* **Prompt 1**: Copy the portion of the hotel industry interview between "Q. Are there" and "product to it.", inclusive.
* **Prompt 2**: In the hotel industry interview, which hotel company did the person answering the questions work for before?
* **Prompt 3**: Go on with the hotel industry interview from its last line.

(Beginning of Text section)

A. That’s the problem – and it makes a problem for me – because I’m a little more classically trained. If you’re three-star you go out and look at all your three-star competitors.

I came from Canadian Pacific Hotels and Resorts, a four-star hotel company, so we looked at all of our four-star competition. When this recession hit, you certainly saw the upper-end hotel companies scaling back. cp dropped business class as an example because people weren’t buying it as a product. So coming back down to reality, they said we have to scale down on some of our amenities so we can cut some of our prices.

It’s not so much who we’re [Novotel] competing with, it’s who is competing with us. We’re now competing with some of the four-star chains and independent hotels for business, which, before, they wouldn’t have gone after.

Q. What about the future of the hotel business in Canada? Are we about to see an influx of new chains or are the present ones just going to try to survive?

A. There’s an expression that’s gone around that I’ve heard in the last couple of years and that is, ‘stay locked until 95.’ I don’t know if we’ll see an influx of new hotel chains. I think we’ll continue to see hotels being re-flagged. They will change chains rather than start new hotel construction.

Right now, I don’t think it’s profitable to build new hotels. Hotel companies that have been in the brick and mortar business – owning the hotel, owning the land – today are looking at management contracts as opposed to ownership of the property itself.

Back to my experience at cp, the only hotel cp really sunk a lot of money into from a construction point of view was Whistler [in b.c.] and they ended up selling it to a Japanese company because it was just too expensive a hotel.

Q. Are there any voids in the market that haven’t been filled by existing chains?

A. I don’t think so. I think everybody is trying to find a niche market. And there are some chains that are trying to find multiple niche markets and tailor different parts of their product to it.

There are hotels that are going after the seniors’ market, which is still a very good market. I don’t think enough has been done in the seniors’ market, and we’re going to look at some things that appeal to seniors.

Q. How would you target seniors?

(End of Text section)
(Beginning of Dataset content)

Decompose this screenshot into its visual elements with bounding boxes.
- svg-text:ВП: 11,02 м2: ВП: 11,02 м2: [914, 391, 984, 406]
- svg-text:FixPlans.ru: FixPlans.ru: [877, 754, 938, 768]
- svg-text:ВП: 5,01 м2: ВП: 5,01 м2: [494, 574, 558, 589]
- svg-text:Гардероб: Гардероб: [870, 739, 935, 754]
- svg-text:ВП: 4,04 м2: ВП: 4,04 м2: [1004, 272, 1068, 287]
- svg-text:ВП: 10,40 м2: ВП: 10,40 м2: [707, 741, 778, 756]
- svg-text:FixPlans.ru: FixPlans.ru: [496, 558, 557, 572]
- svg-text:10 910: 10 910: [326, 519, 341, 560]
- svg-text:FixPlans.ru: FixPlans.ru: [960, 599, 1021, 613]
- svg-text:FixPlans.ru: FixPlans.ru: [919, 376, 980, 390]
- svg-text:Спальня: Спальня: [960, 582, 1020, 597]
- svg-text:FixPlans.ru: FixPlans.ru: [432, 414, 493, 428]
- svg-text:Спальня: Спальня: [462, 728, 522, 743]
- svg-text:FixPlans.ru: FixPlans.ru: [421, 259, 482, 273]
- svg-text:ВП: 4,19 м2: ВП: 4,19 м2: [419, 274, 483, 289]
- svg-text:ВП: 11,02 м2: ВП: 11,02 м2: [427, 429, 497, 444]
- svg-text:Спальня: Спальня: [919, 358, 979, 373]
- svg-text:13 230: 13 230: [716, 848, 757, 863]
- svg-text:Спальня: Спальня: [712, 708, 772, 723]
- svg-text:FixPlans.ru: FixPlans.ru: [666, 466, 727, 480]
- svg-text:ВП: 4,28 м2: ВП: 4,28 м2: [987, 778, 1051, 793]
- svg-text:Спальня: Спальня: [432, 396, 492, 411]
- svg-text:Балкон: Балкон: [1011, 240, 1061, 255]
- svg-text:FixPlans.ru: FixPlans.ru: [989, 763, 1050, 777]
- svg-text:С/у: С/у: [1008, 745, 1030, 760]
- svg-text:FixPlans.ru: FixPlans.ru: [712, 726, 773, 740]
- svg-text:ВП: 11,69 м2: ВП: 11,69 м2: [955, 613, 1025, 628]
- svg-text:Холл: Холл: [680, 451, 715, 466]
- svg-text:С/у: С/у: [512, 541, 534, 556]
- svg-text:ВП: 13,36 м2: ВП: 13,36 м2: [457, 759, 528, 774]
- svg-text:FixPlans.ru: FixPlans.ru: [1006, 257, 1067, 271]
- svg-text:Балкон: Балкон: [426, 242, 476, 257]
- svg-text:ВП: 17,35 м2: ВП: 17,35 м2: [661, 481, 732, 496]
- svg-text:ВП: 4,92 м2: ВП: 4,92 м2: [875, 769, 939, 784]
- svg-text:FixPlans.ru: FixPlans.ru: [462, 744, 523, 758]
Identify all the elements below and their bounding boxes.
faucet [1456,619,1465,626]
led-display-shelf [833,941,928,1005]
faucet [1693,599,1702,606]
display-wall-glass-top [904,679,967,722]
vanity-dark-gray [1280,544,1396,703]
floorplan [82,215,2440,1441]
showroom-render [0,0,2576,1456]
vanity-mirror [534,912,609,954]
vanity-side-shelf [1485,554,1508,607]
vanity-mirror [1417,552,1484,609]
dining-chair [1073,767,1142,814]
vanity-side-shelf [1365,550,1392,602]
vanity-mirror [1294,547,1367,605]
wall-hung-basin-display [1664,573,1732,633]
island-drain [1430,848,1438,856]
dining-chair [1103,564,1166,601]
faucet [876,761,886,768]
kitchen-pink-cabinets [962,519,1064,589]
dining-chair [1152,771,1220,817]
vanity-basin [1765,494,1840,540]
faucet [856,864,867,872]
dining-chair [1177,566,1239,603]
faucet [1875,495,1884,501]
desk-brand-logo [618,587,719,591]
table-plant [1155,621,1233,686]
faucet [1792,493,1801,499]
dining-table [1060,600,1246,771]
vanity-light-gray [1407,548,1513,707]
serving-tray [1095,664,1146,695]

(End of Dataset content)

* **Expected output 1**:
Q. Are there any voids in the market that haven’t been filled by existing chains?

A. I don’t think so. I think everybody is trying to find a niche market. And there are some chains that are trying to find multiple niche markets and tailor different parts of their product to it.

* **Expected output 2**: Canadian Pacific Hotels and Resorts, a four-star hotel company.

* **Expected output 3**:
A. I don’t want to give too much away, but there’s a lot to suggest seniors want more activities. There could be more activities that are education-oriented activities, that we really have to re-think that whole marketplace. The escorted tour market is not disappearing but dissipating and becoming something else.

The whole definition of the seniors’ market for hotels has to take on a new approach. We’ve traditionally looked at – and it’s terrible to say it – what has been called the ‘blue rinse set.’ That’s different today.

Seniors are much more active and independent. They’re independent travellers not restricted to getting on motorcoaches and travelling in groups.

They are the business travel group that is now aging and retiring. They are accustomed to jumping on planes, renting cars and going places on their own. They’re looking for fun and interesting things to do and not just touring around taking pictures of Niagara Falls.

Q. Do you have plans to step up marketing efforts?

A. Yes, because we have some new things that have happened only recently. We’ve changed our logo. We have a new 1-800 number that’s coming on. And, we have something that’s called the Novotel Worldwide Project that we want to talk about with our customers.

Novotel Worldwide is also a very strong supporter of the World Wildlife Fund through a number of different programs.

That is something we will also be promoting our participation in. We’re also looking for local opportunities with different organizations, not just national organizations, but local charities and groups where we can fit in and be of real assistance.

Q. What is more important, chain-wide branding or local community efforts?

A. There’s a certain value to promoting Novotel North America as part of Novotel Worldwide because we are not well known.

In Europe, there are so many more Novotels, and you would know the Novotel name in France, Germany and the u.k. But in North America, with so few hotels and not really having that recognition, you want to be able to promote some of that and be able to talk about Novotel NA as being part of a worldwide organization.